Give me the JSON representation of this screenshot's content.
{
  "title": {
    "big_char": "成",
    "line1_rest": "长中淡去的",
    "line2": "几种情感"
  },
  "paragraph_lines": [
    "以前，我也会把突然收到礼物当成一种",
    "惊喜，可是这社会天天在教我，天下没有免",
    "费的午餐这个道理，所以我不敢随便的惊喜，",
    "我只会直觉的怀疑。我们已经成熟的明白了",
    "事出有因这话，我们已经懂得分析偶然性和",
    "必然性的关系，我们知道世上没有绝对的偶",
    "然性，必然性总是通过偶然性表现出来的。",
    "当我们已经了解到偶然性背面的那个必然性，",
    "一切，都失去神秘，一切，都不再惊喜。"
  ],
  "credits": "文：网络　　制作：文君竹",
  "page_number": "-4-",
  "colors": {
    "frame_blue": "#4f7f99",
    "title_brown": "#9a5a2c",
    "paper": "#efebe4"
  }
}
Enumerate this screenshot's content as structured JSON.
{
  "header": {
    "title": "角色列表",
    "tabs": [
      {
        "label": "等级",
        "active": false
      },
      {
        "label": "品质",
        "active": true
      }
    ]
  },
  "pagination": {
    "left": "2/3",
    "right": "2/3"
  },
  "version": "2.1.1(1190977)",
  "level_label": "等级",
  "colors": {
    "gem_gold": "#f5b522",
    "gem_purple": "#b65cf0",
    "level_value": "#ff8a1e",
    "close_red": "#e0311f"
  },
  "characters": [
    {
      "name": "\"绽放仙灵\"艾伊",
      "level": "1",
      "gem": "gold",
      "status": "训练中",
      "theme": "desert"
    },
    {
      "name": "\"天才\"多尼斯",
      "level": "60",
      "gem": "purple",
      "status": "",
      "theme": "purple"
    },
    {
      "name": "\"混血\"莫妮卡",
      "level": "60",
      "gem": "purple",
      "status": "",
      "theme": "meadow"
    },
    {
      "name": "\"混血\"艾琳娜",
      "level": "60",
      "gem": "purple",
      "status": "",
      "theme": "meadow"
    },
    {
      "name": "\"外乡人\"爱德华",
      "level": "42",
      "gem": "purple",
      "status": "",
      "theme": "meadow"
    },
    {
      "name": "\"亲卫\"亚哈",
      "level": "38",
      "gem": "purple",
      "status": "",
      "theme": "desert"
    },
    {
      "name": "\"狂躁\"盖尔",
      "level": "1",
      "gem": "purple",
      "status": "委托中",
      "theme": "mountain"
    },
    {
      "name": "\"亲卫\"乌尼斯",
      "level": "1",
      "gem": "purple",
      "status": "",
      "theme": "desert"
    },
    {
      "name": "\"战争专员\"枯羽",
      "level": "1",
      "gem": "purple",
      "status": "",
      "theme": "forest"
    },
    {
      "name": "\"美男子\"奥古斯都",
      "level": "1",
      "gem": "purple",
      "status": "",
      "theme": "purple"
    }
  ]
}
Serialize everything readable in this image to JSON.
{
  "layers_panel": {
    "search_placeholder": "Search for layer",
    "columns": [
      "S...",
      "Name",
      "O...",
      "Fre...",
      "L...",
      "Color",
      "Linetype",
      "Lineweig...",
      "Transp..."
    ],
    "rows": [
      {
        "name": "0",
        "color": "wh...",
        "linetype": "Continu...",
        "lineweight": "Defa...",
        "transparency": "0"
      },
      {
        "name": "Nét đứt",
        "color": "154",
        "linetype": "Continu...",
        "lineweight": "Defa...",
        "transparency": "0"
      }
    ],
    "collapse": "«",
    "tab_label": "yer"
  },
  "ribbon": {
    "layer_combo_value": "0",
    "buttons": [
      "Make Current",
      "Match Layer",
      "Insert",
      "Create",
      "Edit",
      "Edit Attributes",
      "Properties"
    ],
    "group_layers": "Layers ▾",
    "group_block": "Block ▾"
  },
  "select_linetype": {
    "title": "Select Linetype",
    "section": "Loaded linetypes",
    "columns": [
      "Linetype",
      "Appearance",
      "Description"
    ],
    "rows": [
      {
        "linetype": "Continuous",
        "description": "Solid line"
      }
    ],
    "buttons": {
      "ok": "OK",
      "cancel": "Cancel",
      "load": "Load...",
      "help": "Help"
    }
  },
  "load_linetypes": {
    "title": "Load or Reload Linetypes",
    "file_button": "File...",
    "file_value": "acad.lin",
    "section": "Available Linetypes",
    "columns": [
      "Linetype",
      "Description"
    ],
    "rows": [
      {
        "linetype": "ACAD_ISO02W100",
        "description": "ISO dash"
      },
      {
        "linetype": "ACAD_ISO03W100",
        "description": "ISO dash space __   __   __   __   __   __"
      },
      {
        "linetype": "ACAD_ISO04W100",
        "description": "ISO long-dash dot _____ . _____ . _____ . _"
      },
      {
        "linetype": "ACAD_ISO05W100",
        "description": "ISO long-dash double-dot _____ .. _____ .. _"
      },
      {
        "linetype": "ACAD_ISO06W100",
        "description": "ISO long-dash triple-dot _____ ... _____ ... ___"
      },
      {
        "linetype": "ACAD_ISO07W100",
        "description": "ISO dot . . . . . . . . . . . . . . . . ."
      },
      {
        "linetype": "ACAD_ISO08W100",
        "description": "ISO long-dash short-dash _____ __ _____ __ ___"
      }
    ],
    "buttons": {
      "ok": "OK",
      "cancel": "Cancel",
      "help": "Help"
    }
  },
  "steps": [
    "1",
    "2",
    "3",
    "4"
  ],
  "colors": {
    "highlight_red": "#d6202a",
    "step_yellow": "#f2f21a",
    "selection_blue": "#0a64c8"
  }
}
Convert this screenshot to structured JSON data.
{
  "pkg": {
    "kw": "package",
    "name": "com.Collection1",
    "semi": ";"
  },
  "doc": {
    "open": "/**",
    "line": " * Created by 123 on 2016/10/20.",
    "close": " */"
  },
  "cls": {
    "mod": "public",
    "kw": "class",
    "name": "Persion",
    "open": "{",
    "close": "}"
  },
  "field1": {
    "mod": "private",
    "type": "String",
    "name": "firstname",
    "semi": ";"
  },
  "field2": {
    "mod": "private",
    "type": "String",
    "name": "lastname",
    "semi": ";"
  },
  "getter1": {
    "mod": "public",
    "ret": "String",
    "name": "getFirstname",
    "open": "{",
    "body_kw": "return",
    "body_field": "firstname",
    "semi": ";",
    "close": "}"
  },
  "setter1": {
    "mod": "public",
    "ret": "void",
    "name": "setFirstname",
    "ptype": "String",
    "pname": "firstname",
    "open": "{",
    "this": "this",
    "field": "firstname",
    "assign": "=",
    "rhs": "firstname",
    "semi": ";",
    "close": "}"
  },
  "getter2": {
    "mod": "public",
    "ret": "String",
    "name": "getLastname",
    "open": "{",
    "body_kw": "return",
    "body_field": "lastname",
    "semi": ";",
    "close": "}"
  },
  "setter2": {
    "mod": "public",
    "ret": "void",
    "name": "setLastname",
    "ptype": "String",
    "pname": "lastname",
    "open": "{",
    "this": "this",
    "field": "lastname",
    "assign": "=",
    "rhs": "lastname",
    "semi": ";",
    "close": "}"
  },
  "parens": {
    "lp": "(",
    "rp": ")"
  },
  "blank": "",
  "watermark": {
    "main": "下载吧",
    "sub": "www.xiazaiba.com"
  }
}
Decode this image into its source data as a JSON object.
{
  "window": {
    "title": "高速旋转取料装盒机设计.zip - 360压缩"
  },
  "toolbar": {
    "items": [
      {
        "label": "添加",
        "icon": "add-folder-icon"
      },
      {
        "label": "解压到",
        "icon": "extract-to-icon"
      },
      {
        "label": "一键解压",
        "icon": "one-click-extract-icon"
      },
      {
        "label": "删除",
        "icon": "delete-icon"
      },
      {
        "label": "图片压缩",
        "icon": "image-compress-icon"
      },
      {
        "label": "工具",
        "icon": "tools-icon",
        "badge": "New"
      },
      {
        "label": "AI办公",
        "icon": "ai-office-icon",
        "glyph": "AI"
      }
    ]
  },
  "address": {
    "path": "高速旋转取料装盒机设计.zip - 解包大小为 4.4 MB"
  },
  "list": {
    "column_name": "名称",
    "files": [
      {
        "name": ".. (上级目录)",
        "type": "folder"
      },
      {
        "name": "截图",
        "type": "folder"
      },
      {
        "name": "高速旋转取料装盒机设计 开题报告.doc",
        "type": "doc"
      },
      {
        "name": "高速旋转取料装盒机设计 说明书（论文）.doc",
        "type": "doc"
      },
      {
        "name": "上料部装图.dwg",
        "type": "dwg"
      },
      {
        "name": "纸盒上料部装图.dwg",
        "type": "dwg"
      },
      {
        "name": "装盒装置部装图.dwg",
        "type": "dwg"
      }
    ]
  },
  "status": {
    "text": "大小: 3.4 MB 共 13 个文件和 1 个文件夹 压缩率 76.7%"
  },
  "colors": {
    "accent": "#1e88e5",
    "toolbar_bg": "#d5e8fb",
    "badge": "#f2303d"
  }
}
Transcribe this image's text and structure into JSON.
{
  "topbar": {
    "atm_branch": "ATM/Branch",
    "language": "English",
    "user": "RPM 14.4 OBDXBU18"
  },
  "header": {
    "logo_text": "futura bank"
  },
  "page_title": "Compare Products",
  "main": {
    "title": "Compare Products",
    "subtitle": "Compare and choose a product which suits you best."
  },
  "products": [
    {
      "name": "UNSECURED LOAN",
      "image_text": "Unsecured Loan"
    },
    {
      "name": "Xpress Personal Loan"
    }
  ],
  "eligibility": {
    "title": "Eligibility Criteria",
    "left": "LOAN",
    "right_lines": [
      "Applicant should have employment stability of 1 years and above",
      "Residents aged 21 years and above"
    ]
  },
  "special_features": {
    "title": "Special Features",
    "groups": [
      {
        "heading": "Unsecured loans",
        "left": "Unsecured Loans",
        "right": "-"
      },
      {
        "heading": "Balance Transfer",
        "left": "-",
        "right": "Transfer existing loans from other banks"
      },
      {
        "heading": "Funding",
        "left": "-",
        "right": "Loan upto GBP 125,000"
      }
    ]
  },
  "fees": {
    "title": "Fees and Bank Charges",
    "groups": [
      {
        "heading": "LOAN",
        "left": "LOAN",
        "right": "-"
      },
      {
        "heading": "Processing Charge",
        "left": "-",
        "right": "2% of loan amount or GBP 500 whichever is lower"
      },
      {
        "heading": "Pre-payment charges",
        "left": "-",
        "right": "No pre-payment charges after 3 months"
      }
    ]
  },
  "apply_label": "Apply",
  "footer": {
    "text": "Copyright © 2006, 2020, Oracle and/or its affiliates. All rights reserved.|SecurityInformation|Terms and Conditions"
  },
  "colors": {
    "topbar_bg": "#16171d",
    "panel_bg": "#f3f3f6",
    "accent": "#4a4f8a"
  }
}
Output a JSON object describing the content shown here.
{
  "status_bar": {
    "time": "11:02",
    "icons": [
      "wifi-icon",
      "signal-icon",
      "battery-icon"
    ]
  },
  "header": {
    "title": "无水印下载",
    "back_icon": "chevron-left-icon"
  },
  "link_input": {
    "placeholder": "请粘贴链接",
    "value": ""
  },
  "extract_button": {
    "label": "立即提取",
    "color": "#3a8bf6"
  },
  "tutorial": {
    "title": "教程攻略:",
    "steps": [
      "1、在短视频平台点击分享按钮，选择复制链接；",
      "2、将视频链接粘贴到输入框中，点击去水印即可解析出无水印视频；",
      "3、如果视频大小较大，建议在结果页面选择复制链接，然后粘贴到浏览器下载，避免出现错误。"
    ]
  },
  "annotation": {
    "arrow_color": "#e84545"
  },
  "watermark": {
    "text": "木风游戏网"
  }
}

======

__TASK OBJECTIVE__
Make an exact copy of every line from the one with "Output a JSON" to the end of the data, with the first and last of those lines included.

__FINAL RESULT__
Output a JSON object describing the content shown here.
{
  "status_bar": {
    "time": "11:02",
    "icons": [
      "wifi-icon",
      "signal-icon",
      "battery-icon"
    ]
  },
  "header": {
    "title": "无水印下载",
    "back_icon": "chevron-left-icon"
  },
  "link_input": {
    "placeholder": "请粘贴链接",
    "value": ""
  },
  "extract_button": {
    "label": "立即提取",
    "color": "#3a8bf6"
  },
  "tutorial": {
    "title": "教程攻略:",
    "steps": [
      "1、在短视频平台点击分享按钮，选择复制链接；",
      "2、将视频链接粘贴到输入框中，点击去水印即可解析出无水印视频；",
      "3、如果视频大小较大，建议在结果页面选择复制链接，然后粘贴到浏览器下载，避免出现错误。"
    ]
  },
  "annotation": {
    "arrow_color": "#e84545"
  },
  "watermark": {
    "text": "木风游戏网"
  }
}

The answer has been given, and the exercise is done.